[Saved data entries]
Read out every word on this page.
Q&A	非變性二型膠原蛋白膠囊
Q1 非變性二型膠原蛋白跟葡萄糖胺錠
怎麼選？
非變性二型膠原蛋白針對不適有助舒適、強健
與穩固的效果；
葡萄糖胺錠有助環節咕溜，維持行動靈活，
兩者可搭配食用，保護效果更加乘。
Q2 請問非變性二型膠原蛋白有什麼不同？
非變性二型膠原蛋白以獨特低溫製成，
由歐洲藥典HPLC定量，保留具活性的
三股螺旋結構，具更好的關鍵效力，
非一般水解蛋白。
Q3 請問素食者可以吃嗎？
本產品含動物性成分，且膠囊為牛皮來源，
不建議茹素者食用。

Stated task ▸ Write out every record, exactly as written.

Worked answer ▸
Read out every word on this page.
Q&A	非變性二型膠原蛋白膠囊
Q1 非變性二型膠原蛋白跟葡萄糖胺錠
怎麼選？
非變性二型膠原蛋白針對不適有助舒適、強健
與穩固的效果；
葡萄糖胺錠有助環節咕溜，維持行動靈活，
兩者可搭配食用，保護效果更加乘。
Q2 請問非變性二型膠原蛋白有什麼不同？
非變性二型膠原蛋白以獨特低溫製成，
由歐洲藥典HPLC定量，保留具活性的
三股螺旋結構，具更好的關鍵效力，
非一般水解蛋白。
Q3 請問素食者可以吃嗎？
本產品含動物性成分，且膠囊為牛皮來源，
不建議茹素者食用。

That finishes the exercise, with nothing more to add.